[Extracted data entries]
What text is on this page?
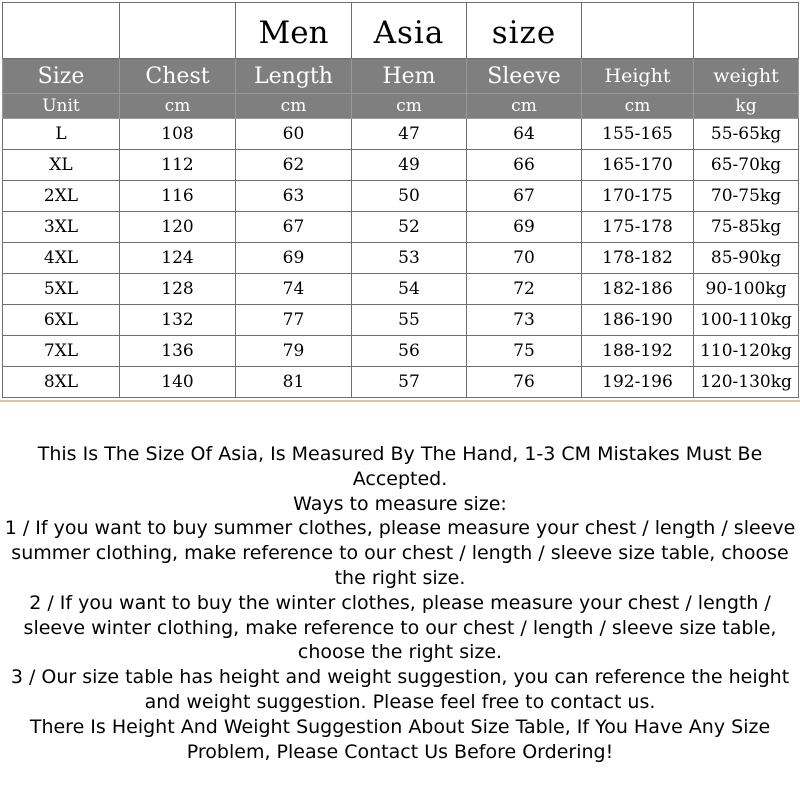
		Men	Asia	size		
Size	Chest	Length	Hem	Sleeve	Height	weight
Unit	cm	cm	cm	cm	cm	kg
L	108	60	47	64	155-165	55-65kg
XL	112	62	49	66	165-170	65-70kg
2XL	116	63	50	67	170-175	70-75kg
3XL	120	67	52	69	175-178	75-85kg
4XL	124	69	53	70	178-182	85-90kg
5XL	128	74	54	72	182-186	90-100kg
6XL	132	77	55	73	186-190	100-110kg
7XL	136	79	56	75	188-192	110-120kg
8XL	140	81	57	76	192-196	120-130kg
This Is The Size Of Asia, Is Measured By The Hand, 1-3 CM Mistakes Must Be Accepted.
Ways to measure size:
1 / If you want to buy summer clothes, please measure your chest / length / sleeve summer clothing, make reference to our chest / length / sleeve size table, choose the right size.
2 / If you want to buy the winter clothes, please measure your chest / length / sleeve winter clothing, make reference to our chest / length / sleeve size table, choose the right size.
3 / Our size table has height and weight suggestion, you can reference the height and weight suggestion. Please feel free to contact us.
There Is Height And Weight Suggestion About Size Table, If You Have Any Size Problem, Please Contact Us Before Ordering!
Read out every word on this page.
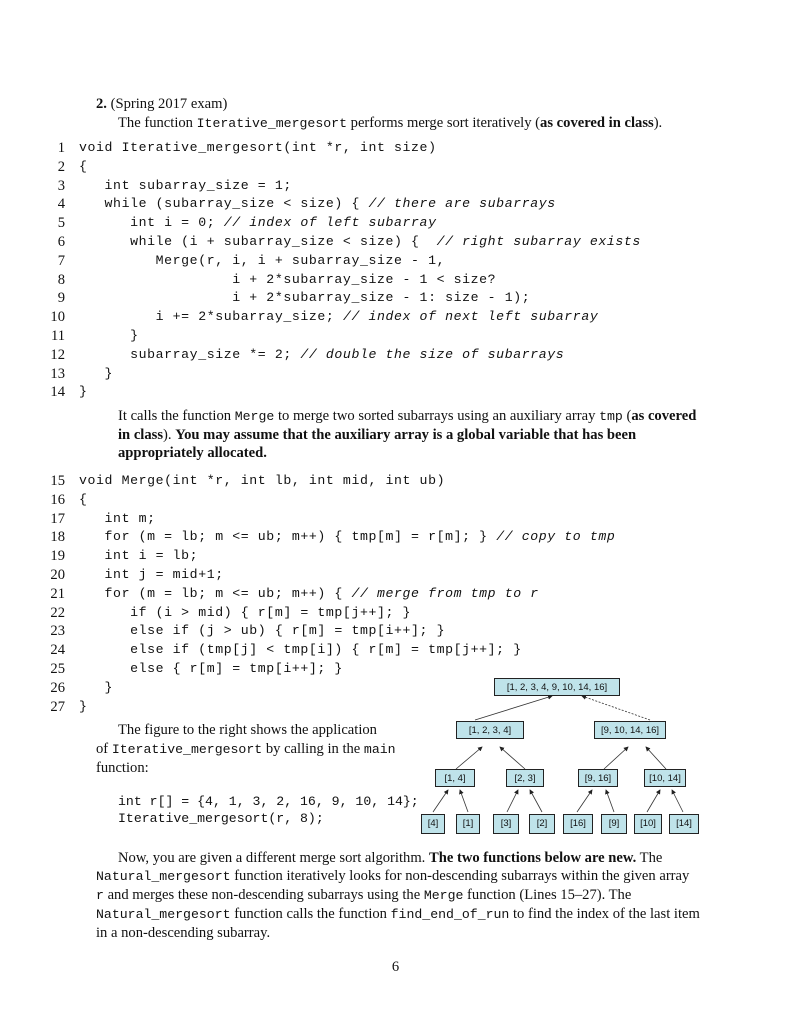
2. (Spring 2017 exam)
The function Iterative_mergesort performs merge sort iteratively (as covered in class).
1 void Iterative_mergesort(int *r, int size)
2 {
3 int subarray_size = 1;
4 while (subarray_size < size) { // there are subarrays
5 int i = 0; // index of left subarray
6 while (i + subarray_size < size) {  // right subarray exists
7 Merge(r, i, i + subarray_size - 1,
8 i + 2*subarray_size - 1 < size?
9 i + 2*subarray_size - 1: size - 1);
10 i += 2*subarray_size; // index of next left subarray
11 }
12 subarray_size *= 2; // double the size of subarrays
13 }
14 }
It calls the function Merge to merge two sorted subarrays using an auxiliary array tmp (as covered in class). You may assume that the auxiliary array is a global variable that has been appropriately allocated.
15 void Merge(int *r, int lb, int mid, int ub)
16 {
17 int m;
18 for (m = lb; m <= ub; m++) { tmp[m] = r[m]; } // copy to tmp
19 int i = lb;
20 int j = mid+1;
21 for (m = lb; m <= ub; m++) { // merge from tmp to r
22 if (i > mid) { r[m] = tmp[j++]; }
23 else if (j > ub) { r[m] = tmp[i++]; }
24 else if (tmp[j] < tmp[i]) { r[m] = tmp[j++]; }
25 else { r[m] = tmp[i++]; }
26 }
27 }
The figure to the right shows the application
of Iterative_mergesort by calling in the main
function:
int r[] = {4, 1, 3, 2, 16, 9, 10, 14};
Iterative_mergesort(r, 8);
[1, 2, 3, 4, 9, 10, 14, 16]
[1, 2, 3, 4]	[9, 10, 14, 16]
[1, 4]	[2, 3]	[9, 16]	[10, 14]
[4]	[1]	[3]	[2]	[16]	[9]	[10]	[14]
Now, you are given a different merge sort algorithm. The two functions below are new. The Natural_mergesort function iteratively looks for non-descending subarrays within the given array r and merges these non-descending subarrays using the Merge function (Lines 15–27). The Natural_mergesort function calls the function find_end_of_run to find the index of the last item in a non-descending subarray.
6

**TO DO**
The material above holds pictures; copy everything else in it exactly.

**RIGHT ANSWER**
What text is on this page?
		Men	Asia	size		
Size	Chest	Length	Hem	Sleeve	Height	weight
Unit	cm	cm	cm	cm	cm	kg
L	108	60	47	64	155-165	55-65kg
XL	112	62	49	66	165-170	65-70kg
2XL	116	63	50	67	170-175	70-75kg
3XL	120	67	52	69	175-178	75-85kg
4XL	124	69	53	70	178-182	85-90kg
5XL	128	74	54	72	182-186	90-100kg
6XL	132	77	55	73	186-190	100-110kg
7XL	136	79	56	75	188-192	110-120kg
8XL	140	81	57	76	192-196	120-130kg
This Is The Size Of Asia, Is Measured By The Hand, 1-3 CM Mistakes Must Be Accepted.
Ways to measure size:
1 / If you want to buy summer clothes, please measure your chest / length / sleeve summer clothing, make reference to our chest / length / sleeve size table, choose the right size.
2 / If you want to buy the winter clothes, please measure your chest / length / sleeve winter clothing, make reference to our chest / length / sleeve size table, choose the right size.
3 / Our size table has height and weight suggestion, you can reference the height and weight suggestion. Please feel free to contact us.
There Is Height And Weight Suggestion About Size Table, If You Have Any Size Problem, Please Contact Us Before Ordering!
Read out every word on this page.
2. (Spring 2017 exam)
The function Iterative_mergesort performs merge sort iteratively (as covered in class).
1 void Iterative_mergesort(int *r, int size)
2 {
3 int subarray_size = 1;
4 while (subarray_size < size) { // there are subarrays
5 int i = 0; // index of left subarray
6 while (i + subarray_size < size) {  // right subarray exists
7 Merge(r, i, i + subarray_size - 1,
8 i + 2*subarray_size - 1 < size?
9 i + 2*subarray_size - 1: size - 1);
10 i += 2*subarray_size; // index of next left subarray
11 }
12 subarray_size *= 2; // double the size of subarrays
13 }
14 }
It calls the function Merge to merge two sorted subarrays using an auxiliary array tmp (as covered in class). You may assume that the auxiliary array is a global variable that has been appropriately allocated.
15 void Merge(int *r, int lb, int mid, int ub)
16 {
17 int m;
18 for (m = lb; m <= ub; m++) { tmp[m] = r[m]; } // copy to tmp
19 int i = lb;
20 int j = mid+1;
21 for (m = lb; m <= ub; m++) { // merge from tmp to r
22 if (i > mid) { r[m] = tmp[j++]; }
23 else if (j > ub) { r[m] = tmp[i++]; }
24 else if (tmp[j] < tmp[i]) { r[m] = tmp[j++]; }
25 else { r[m] = tmp[i++]; }
26 }
27 }
The figure to the right shows the application
of Iterative_mergesort by calling in the main
function:
int r[] = {4, 1, 3, 2, 16, 9, 10, 14};
Iterative_mergesort(r, 8);
[1, 2, 3, 4, 9, 10, 14, 16]
[1, 2, 3, 4]	[9, 10, 14, 16]
[1, 4]	[2, 3]	[9, 16]	[10, 14]
[4]	[1]	[3]	[2]	[16]	[9]	[10]	[14]
Now, you are given a different merge sort algorithm. The two functions below are new. The Natural_mergesort function iteratively looks for non-descending subarrays within the given array r and merges these non-descending subarrays using the Merge function (Lines 15–27). The Natural_mergesort function calls the function find_end_of_run to find the index of the last item in a non-descending subarray.
6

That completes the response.